**Short task**
Word for word, transcribe the lines below and drop the pictures.

**Rows**
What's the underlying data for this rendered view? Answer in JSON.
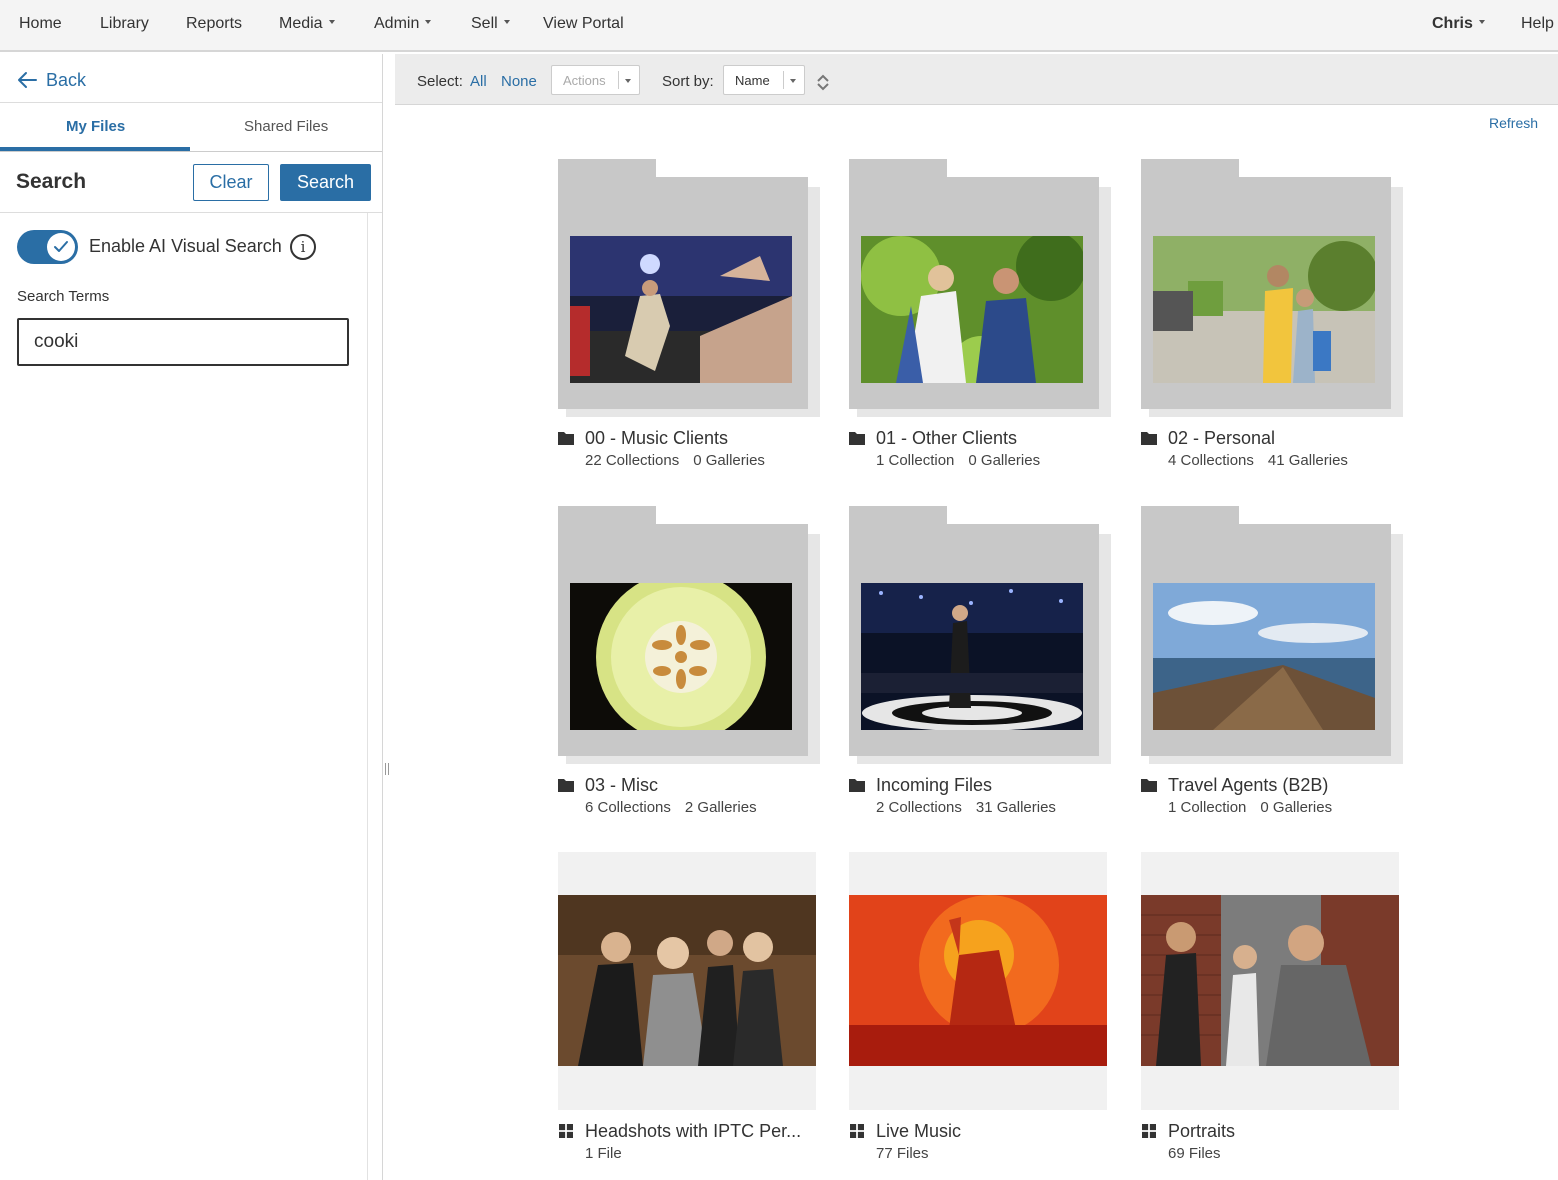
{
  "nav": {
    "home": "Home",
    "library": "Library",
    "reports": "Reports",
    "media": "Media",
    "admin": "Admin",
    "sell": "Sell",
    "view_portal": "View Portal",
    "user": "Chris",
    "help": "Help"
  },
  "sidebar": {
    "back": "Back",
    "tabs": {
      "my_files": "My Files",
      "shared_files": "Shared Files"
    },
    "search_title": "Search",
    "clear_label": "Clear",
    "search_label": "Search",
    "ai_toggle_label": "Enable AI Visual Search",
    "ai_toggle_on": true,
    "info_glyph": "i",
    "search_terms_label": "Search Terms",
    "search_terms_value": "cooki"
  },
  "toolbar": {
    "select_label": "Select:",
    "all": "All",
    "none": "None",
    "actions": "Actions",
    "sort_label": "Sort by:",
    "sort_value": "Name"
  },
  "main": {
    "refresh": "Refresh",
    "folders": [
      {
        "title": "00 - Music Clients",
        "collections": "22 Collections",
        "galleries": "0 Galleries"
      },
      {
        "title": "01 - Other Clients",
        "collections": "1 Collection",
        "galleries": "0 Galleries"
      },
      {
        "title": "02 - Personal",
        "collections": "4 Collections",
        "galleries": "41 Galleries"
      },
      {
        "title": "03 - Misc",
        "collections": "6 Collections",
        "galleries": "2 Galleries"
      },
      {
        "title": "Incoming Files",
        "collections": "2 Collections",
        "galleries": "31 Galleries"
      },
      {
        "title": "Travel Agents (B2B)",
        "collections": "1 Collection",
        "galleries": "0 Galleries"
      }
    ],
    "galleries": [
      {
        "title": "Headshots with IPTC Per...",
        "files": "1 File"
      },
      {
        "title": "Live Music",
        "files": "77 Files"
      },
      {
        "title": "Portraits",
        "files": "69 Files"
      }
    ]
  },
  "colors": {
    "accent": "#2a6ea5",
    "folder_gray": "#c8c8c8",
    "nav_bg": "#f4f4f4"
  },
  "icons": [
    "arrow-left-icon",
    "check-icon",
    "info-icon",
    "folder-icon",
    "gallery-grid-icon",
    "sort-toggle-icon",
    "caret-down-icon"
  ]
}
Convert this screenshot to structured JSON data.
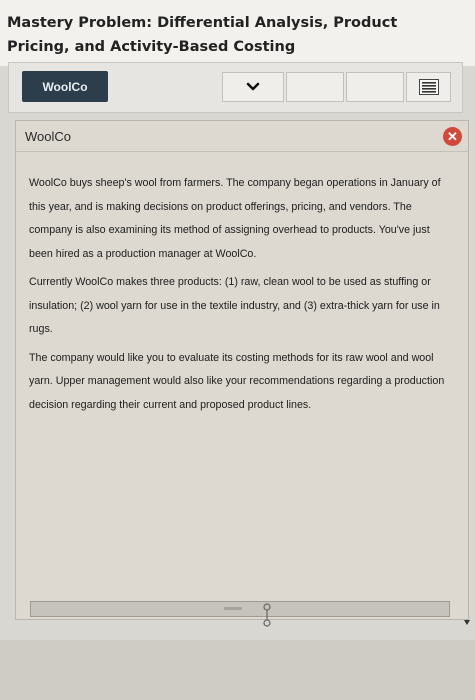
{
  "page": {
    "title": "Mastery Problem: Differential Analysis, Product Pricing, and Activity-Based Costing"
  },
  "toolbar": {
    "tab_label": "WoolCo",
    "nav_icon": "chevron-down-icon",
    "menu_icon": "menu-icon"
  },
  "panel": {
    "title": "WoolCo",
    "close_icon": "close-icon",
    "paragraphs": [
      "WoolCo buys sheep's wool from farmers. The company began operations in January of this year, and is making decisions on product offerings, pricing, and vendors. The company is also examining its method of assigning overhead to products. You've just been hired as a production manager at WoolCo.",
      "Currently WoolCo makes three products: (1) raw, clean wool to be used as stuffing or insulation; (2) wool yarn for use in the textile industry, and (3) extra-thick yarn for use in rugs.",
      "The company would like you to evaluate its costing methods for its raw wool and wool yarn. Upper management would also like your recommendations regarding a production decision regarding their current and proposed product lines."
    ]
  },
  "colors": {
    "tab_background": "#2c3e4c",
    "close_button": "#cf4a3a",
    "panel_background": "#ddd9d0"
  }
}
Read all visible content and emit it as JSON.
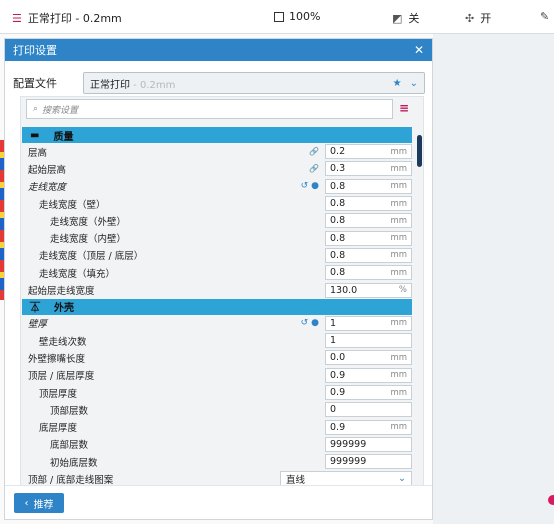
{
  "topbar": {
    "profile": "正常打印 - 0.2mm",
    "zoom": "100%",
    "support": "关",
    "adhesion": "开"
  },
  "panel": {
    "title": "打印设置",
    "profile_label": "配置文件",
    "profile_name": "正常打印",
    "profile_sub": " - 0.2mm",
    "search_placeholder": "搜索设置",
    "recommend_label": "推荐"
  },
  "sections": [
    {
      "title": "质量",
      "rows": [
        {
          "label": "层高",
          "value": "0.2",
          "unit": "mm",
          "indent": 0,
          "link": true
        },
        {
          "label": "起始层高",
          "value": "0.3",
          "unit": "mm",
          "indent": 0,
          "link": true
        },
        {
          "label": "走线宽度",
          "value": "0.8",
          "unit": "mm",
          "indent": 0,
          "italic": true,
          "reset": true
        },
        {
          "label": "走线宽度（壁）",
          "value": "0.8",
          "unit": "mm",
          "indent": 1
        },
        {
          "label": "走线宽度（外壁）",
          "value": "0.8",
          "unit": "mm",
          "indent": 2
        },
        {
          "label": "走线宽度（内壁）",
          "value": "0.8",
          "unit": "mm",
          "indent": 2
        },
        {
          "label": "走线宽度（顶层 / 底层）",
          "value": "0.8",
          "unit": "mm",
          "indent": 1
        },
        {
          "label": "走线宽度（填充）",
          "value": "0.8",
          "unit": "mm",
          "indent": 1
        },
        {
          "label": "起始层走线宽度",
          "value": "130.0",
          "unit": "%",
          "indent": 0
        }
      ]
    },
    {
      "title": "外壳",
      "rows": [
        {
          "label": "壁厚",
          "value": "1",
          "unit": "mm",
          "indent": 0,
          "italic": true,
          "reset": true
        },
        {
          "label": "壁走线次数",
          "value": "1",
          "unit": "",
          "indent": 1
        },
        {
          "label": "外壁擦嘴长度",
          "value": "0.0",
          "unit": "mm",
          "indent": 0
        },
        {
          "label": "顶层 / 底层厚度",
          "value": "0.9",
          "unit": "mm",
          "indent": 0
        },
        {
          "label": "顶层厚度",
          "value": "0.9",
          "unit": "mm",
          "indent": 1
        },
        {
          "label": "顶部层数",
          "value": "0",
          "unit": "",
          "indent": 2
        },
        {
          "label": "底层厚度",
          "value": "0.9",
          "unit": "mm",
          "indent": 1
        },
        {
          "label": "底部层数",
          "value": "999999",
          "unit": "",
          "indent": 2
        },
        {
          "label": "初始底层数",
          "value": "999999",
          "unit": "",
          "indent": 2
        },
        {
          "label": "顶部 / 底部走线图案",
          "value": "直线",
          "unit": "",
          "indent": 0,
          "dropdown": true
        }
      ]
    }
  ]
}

**Exercise output**
What's the underlying data for this rendered view? Answer in JSON.
{
  "nav": {
    "home": "Home",
    "library": "Library",
    "reports": "Reports",
    "media": "Media",
    "admin": "Admin",
    "sell": "Sell",
    "view_portal": "View Portal",
    "user": "Chris",
    "help": "Help"
  },
  "sidebar": {
    "back": "Back",
    "tabs": {
      "my_files": "My Files",
      "shared_files": "Shared Files"
    },
    "search_title": "Search",
    "clear_label": "Clear",
    "search_label": "Search",
    "ai_toggle_label": "Enable AI Visual Search",
    "ai_toggle_on": true,
    "info_glyph": "i",
    "search_terms_label": "Search Terms",
    "search_terms_value": "cooki"
  },
  "toolbar": {
    "select_label": "Select:",
    "all": "All",
    "none": "None",
    "actions": "Actions",
    "sort_label": "Sort by:",
    "sort_value": "Name"
  },
  "main": {
    "refresh": "Refresh",
    "folders": [
      {
        "title": "00 - Music Clients",
        "collections": "22 Collections",
        "galleries": "0 Galleries"
      },
      {
        "title": "01 - Other Clients",
        "collections": "1 Collection",
        "galleries": "0 Galleries"
      },
      {
        "title": "02 - Personal",
        "collections": "4 Collections",
        "galleries": "41 Galleries"
      },
      {
        "title": "03 - Misc",
        "collections": "6 Collections",
        "galleries": "2 Galleries"
      },
      {
        "title": "Incoming Files",
        "collections": "2 Collections",
        "galleries": "31 Galleries"
      },
      {
        "title": "Travel Agents (B2B)",
        "collections": "1 Collection",
        "galleries": "0 Galleries"
      }
    ],
    "galleries": [
      {
        "title": "Headshots with IPTC Per...",
        "files": "1 File"
      },
      {
        "title": "Live Music",
        "files": "77 Files"
      },
      {
        "title": "Portraits",
        "files": "69 Files"
      }
    ]
  },
  "colors": {
    "accent": "#2a6ea5",
    "folder_gray": "#c8c8c8",
    "nav_bg": "#f4f4f4"
  },
  "icons": [
    "arrow-left-icon",
    "check-icon",
    "info-icon",
    "folder-icon",
    "gallery-grid-icon",
    "sort-toggle-icon",
    "caret-down-icon"
  ]
}
Convert this screenshot to structured JSON data.
{
  "page": {
    "title": "Mastery Problem: Differential Analysis, Product Pricing, and Activity-Based Costing"
  },
  "toolbar": {
    "tab_label": "WoolCo",
    "nav_icon": "chevron-down-icon",
    "menu_icon": "menu-icon"
  },
  "panel": {
    "title": "WoolCo",
    "close_icon": "close-icon",
    "paragraphs": [
      "WoolCo buys sheep's wool from farmers. The company began operations in January of this year, and is making decisions on product offerings, pricing, and vendors. The company is also examining its method of assigning overhead to products. You've just been hired as a production manager at WoolCo.",
      "Currently WoolCo makes three products: (1) raw, clean wool to be used as stuffing or insulation; (2) wool yarn for use in the textile industry, and (3) extra-thick yarn for use in rugs.",
      "The company would like you to evaluate its costing methods for its raw wool and wool yarn. Upper management would also like your recommendations regarding a production decision regarding their current and proposed product lines."
    ]
  },
  "colors": {
    "tab_background": "#2c3e4c",
    "close_button": "#cf4a3a",
    "panel_background": "#ddd9d0"
  }
}
Read all visible content and emit it as JSON.
{
  "topbar": {
    "profile": "正常打印 - 0.2mm",
    "zoom": "100%",
    "support": "关",
    "adhesion": "开"
  },
  "panel": {
    "title": "打印设置",
    "profile_label": "配置文件",
    "profile_name": "正常打印",
    "profile_sub": " - 0.2mm",
    "search_placeholder": "搜索设置",
    "recommend_label": "推荐"
  },
  "sections": [
    {
      "title": "质量",
      "rows": [
        {
          "label": "层高",
          "value": "0.2",
          "unit": "mm",
          "indent": 0,
          "link": true
        },
        {
          "label": "起始层高",
          "value": "0.3",
          "unit": "mm",
          "indent": 0,
          "link": true
        },
        {
          "label": "走线宽度",
          "value": "0.8",
          "unit": "mm",
          "indent": 0,
          "italic": true,
          "reset": true
        },
        {
          "label": "走线宽度（壁）",
          "value": "0.8",
          "unit": "mm",
          "indent": 1
        },
        {
          "label": "走线宽度（外壁）",
          "value": "0.8",
          "unit": "mm",
          "indent": 2
        },
        {
          "label": "走线宽度（内壁）",
          "value": "0.8",
          "unit": "mm",
          "indent": 2
        },
        {
          "label": "走线宽度（顶层 / 底层）",
          "value": "0.8",
          "unit": "mm",
          "indent": 1
        },
        {
          "label": "走线宽度（填充）",
          "value": "0.8",
          "unit": "mm",
          "indent": 1
        },
        {
          "label": "起始层走线宽度",
          "value": "130.0",
          "unit": "%",
          "indent": 0
        }
      ]
    },
    {
      "title": "外壳",
      "rows": [
        {
          "label": "壁厚",
          "value": "1",
          "unit": "mm",
          "indent": 0,
          "italic": true,
          "reset": true
        },
        {
          "label": "壁走线次数",
          "value": "1",
          "unit": "",
          "indent": 1
        },
        {
          "label": "外壁擦嘴长度",
          "value": "0.0",
          "unit": "mm",
          "indent": 0
        },
        {
          "label": "顶层 / 底层厚度",
          "value": "0.9",
          "unit": "mm",
          "indent": 0
        },
        {
          "label": "顶层厚度",
          "value": "0.9",
          "unit": "mm",
          "indent": 1
        },
        {
          "label": "顶部层数",
          "value": "0",
          "unit": "",
          "indent": 2
        },
        {
          "label": "底层厚度",
          "value": "0.9",
          "unit": "mm",
          "indent": 1
        },
        {
          "label": "底部层数",
          "value": "999999",
          "unit": "",
          "indent": 2
        },
        {
          "label": "初始底层数",
          "value": "999999",
          "unit": "",
          "indent": 2
        },
        {
          "label": "顶部 / 底部走线图案",
          "value": "直线",
          "unit": "",
          "indent": 0,
          "dropdown": true
        }
      ]
    }
  ]
}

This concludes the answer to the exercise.